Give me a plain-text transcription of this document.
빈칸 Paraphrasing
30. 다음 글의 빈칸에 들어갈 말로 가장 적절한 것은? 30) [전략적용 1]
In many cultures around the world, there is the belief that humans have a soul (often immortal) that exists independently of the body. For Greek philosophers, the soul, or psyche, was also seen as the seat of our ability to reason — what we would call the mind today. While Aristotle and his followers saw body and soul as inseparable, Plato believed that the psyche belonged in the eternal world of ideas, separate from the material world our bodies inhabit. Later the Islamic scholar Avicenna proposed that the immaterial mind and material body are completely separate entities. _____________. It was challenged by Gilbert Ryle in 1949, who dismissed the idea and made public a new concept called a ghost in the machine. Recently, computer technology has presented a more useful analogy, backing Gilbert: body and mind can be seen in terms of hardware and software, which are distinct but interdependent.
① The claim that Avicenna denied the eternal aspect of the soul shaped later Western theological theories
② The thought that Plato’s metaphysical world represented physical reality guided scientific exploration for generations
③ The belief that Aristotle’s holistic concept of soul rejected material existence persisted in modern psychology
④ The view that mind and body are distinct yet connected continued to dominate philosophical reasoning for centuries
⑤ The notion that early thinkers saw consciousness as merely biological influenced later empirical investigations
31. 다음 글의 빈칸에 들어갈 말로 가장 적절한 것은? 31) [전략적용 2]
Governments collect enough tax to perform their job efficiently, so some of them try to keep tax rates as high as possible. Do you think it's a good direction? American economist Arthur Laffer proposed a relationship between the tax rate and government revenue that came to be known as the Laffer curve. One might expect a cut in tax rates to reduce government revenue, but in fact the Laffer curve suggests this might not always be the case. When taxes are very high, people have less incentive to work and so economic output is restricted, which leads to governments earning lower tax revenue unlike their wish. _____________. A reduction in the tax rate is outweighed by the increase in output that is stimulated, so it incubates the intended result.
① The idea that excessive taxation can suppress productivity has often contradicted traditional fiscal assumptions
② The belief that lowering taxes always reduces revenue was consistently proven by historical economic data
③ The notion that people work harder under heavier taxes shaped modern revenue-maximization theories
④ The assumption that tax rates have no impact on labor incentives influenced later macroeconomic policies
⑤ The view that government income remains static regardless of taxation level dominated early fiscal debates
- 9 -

# Written task
Copy down the whole of the data above, matching it exactly.

# Expected answer
Give me a plain-text transcription of this document.
빈칸 Paraphrasing
30. 다음 글의 빈칸에 들어갈 말로 가장 적절한 것은? 30) [전략적용 1]
In many cultures around the world, there is the belief that humans have a soul (often immortal) that exists independently of the body. For Greek philosophers, the soul, or psyche, was also seen as the seat of our ability to reason — what we would call the mind today. While Aristotle and his followers saw body and soul as inseparable, Plato believed that the psyche belonged in the eternal world of ideas, separate from the material world our bodies inhabit. Later the Islamic scholar Avicenna proposed that the immaterial mind and material body are completely separate entities. _____________. It was challenged by Gilbert Ryle in 1949, who dismissed the idea and made public a new concept called a ghost in the machine. Recently, computer technology has presented a more useful analogy, backing Gilbert: body and mind can be seen in terms of hardware and software, which are distinct but interdependent.
① The claim that Avicenna denied the eternal aspect of the soul shaped later Western theological theories
② The thought that Plato’s metaphysical world represented physical reality guided scientific exploration for generations
③ The belief that Aristotle’s holistic concept of soul rejected material existence persisted in modern psychology
④ The view that mind and body are distinct yet connected continued to dominate philosophical reasoning for centuries
⑤ The notion that early thinkers saw consciousness as merely biological influenced later empirical investigations
31. 다음 글의 빈칸에 들어갈 말로 가장 적절한 것은? 31) [전략적용 2]
Governments collect enough tax to perform their job efficiently, so some of them try to keep tax rates as high as possible. Do you think it's a good direction? American economist Arthur Laffer proposed a relationship between the tax rate and government revenue that came to be known as the Laffer curve. One might expect a cut in tax rates to reduce government revenue, but in fact the Laffer curve suggests this might not always be the case. When taxes are very high, people have less incentive to work and so economic output is restricted, which leads to governments earning lower tax revenue unlike their wish. _____________. A reduction in the tax rate is outweighed by the increase in output that is stimulated, so it incubates the intended result.
① The idea that excessive taxation can suppress productivity has often contradicted traditional fiscal assumptions
② The belief that lowering taxes always reduces revenue was consistently proven by historical economic data
③ The notion that people work harder under heavier taxes shaped modern revenue-maximization theories
④ The assumption that tax rates have no impact on labor incentives influenced later macroeconomic policies
⑤ The view that government income remains static regardless of taxation level dominated early fiscal debates
- 9 -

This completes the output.